**Data for processing**
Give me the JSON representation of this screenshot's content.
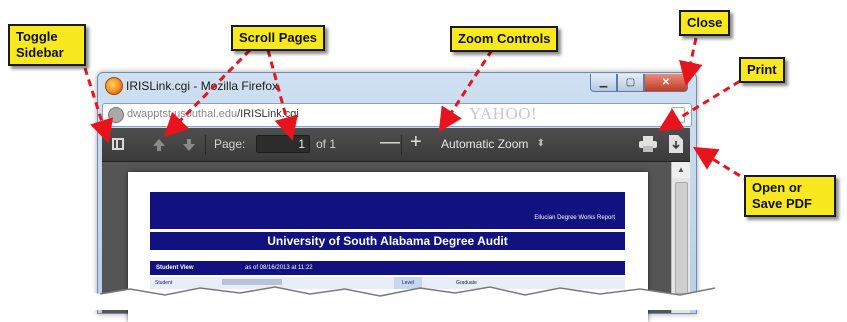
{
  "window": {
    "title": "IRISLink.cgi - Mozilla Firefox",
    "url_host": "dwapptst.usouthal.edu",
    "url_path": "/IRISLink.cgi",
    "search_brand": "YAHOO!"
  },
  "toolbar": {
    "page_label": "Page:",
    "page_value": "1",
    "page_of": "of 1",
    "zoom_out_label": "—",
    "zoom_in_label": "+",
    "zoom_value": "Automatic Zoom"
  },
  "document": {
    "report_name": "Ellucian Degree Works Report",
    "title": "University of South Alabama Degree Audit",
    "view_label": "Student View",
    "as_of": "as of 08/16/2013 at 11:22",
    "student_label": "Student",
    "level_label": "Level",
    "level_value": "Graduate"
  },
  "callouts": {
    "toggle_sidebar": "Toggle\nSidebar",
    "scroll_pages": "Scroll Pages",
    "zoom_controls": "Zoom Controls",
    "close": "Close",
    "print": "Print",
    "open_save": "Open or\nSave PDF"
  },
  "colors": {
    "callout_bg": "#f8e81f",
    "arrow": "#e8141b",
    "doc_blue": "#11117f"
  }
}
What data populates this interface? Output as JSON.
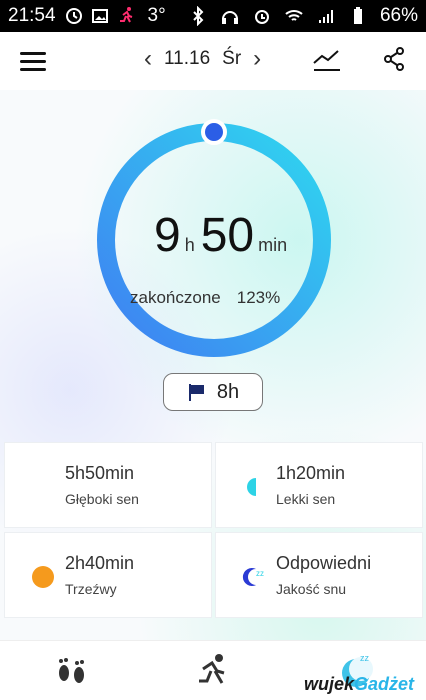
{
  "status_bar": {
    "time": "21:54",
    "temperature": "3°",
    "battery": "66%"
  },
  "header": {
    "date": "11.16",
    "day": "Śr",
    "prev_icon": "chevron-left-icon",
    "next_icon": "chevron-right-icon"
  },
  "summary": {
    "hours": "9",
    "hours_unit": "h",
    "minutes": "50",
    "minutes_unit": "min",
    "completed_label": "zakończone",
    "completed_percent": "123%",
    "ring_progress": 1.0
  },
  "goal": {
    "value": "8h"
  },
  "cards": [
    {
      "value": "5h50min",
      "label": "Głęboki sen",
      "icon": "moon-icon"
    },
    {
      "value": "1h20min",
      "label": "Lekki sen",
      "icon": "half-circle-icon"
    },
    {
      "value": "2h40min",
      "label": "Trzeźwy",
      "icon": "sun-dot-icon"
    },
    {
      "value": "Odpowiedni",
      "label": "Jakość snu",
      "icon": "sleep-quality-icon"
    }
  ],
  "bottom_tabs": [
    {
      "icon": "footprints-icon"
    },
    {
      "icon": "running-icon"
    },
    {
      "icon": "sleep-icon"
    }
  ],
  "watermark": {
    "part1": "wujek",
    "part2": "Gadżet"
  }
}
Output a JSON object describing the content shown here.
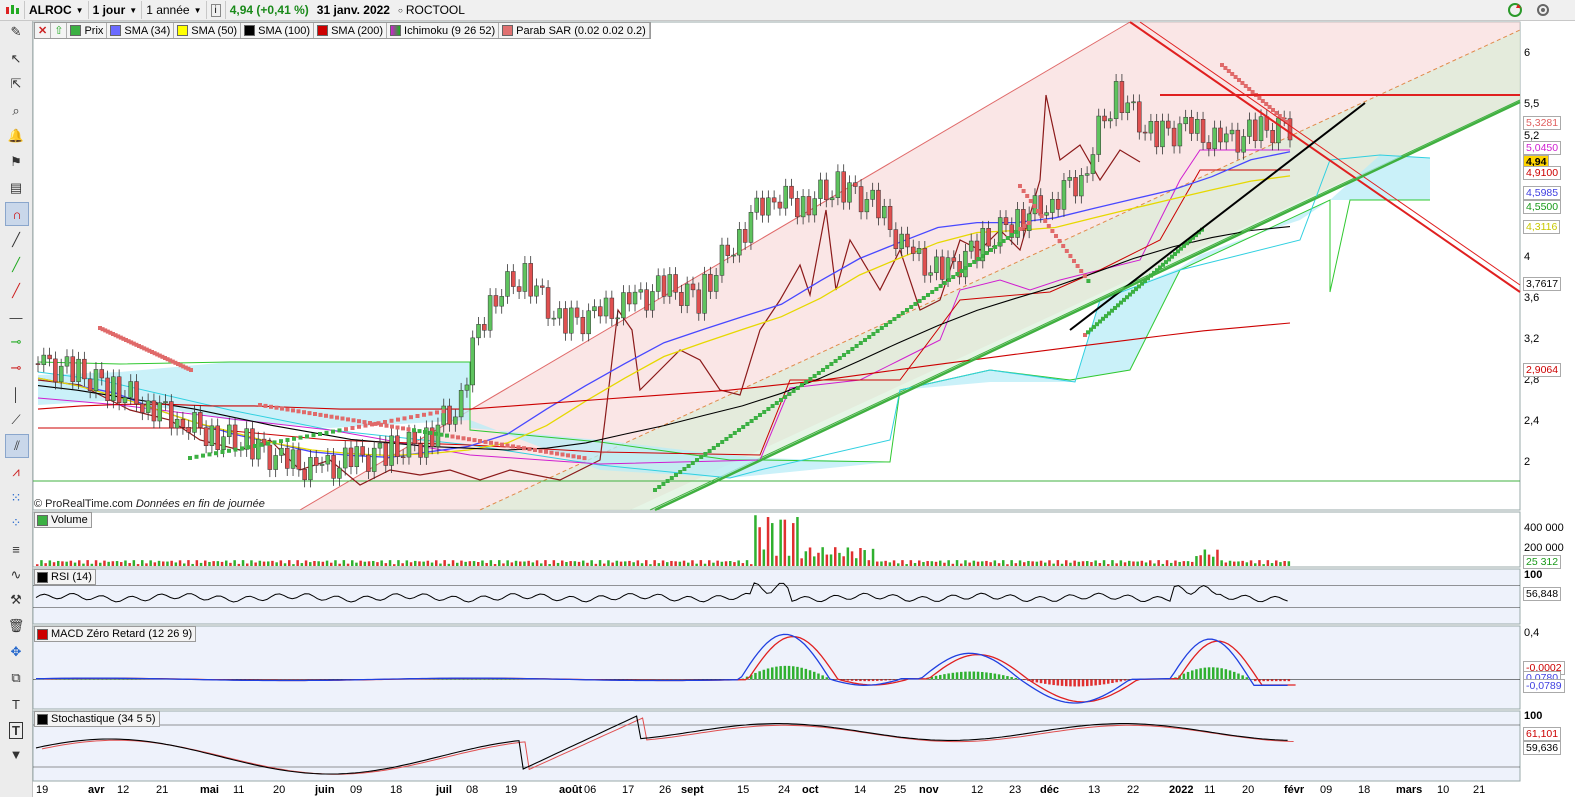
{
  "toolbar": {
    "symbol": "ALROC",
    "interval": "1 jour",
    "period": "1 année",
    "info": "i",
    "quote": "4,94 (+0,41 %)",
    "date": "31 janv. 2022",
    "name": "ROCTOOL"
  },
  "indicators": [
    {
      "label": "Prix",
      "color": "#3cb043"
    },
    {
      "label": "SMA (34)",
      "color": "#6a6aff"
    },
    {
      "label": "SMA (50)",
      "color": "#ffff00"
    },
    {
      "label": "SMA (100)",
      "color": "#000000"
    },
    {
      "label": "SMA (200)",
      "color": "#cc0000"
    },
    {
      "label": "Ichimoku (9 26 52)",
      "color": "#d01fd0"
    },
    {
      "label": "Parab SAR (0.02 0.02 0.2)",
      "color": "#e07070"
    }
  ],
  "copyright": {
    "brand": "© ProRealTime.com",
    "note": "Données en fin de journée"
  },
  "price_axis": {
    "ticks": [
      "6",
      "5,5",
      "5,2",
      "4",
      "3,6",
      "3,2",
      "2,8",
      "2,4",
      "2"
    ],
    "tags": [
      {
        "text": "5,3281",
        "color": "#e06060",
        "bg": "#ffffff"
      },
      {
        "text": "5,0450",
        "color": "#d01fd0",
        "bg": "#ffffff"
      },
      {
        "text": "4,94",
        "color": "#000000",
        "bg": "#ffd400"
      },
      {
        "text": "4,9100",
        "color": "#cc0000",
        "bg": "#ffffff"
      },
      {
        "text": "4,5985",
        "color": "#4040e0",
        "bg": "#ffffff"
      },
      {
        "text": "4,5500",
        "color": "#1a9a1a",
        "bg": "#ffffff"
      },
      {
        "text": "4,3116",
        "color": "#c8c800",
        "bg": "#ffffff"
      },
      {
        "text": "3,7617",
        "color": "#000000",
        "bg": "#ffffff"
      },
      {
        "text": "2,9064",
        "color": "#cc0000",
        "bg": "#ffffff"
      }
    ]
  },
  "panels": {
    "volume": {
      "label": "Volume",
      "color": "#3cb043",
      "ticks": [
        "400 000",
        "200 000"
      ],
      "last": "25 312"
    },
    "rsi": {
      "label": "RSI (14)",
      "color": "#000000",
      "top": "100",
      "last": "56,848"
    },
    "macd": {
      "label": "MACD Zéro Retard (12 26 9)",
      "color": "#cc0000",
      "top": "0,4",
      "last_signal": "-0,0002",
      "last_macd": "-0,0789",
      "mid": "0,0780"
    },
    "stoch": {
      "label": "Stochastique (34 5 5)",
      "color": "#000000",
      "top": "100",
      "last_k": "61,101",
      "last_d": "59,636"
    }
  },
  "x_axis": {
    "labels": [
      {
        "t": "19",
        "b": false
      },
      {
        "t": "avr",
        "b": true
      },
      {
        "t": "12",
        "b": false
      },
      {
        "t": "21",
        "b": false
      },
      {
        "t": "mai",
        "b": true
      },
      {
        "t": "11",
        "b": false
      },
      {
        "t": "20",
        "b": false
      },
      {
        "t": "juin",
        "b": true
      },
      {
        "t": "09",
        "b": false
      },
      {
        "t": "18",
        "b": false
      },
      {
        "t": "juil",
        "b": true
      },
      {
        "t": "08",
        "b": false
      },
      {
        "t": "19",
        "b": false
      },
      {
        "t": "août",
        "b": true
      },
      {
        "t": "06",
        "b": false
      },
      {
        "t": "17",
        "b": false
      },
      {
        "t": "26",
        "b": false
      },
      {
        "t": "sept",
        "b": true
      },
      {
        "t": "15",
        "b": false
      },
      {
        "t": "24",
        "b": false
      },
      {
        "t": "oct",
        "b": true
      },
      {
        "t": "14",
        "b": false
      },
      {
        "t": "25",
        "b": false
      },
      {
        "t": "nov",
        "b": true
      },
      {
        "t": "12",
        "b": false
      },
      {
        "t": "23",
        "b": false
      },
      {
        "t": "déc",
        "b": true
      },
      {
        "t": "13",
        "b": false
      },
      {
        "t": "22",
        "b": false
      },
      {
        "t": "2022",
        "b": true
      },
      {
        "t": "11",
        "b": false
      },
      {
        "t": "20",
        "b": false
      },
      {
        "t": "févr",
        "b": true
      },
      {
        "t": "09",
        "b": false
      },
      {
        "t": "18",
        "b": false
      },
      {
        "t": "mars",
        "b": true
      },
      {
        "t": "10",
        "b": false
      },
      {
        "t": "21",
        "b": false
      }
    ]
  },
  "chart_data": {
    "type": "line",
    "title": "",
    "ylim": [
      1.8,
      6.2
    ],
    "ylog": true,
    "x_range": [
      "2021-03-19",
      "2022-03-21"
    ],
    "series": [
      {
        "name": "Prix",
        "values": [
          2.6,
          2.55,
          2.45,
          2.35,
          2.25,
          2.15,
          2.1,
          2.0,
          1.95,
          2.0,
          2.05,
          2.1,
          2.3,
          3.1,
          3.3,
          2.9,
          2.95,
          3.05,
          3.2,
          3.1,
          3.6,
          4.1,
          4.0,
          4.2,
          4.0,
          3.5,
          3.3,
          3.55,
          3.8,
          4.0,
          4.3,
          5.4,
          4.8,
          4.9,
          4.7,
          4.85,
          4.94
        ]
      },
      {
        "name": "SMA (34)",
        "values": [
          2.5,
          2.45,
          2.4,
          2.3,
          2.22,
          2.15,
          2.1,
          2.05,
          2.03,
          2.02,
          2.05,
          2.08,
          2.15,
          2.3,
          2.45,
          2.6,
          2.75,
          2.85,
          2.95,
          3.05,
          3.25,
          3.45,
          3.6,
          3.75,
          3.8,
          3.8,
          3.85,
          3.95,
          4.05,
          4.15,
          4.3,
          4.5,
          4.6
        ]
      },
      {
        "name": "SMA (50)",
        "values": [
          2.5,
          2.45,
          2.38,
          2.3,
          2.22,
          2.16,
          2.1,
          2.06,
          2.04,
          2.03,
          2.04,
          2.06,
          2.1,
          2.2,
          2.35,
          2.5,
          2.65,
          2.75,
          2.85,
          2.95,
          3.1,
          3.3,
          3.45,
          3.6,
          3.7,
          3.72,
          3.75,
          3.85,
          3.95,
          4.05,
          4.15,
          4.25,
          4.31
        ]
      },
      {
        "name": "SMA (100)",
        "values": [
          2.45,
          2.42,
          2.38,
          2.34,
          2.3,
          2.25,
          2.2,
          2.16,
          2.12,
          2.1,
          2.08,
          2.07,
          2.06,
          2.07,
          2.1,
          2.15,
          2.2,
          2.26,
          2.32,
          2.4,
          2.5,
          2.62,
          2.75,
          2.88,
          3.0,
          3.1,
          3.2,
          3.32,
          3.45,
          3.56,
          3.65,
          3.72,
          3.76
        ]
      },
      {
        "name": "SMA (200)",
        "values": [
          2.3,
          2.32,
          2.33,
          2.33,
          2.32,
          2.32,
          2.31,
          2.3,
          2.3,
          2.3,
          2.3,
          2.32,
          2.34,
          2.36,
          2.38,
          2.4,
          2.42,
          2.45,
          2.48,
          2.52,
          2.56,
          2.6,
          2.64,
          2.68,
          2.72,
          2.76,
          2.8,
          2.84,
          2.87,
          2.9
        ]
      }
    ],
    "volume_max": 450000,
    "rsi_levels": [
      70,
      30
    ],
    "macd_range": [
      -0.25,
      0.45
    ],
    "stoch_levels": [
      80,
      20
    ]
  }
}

**Written task**
Gather, from the listing above, every line carrying the word "content".

**Answer to the task**
Give me the JSON representation of this screenshot's content.
Output a JSON object describing the content shown here.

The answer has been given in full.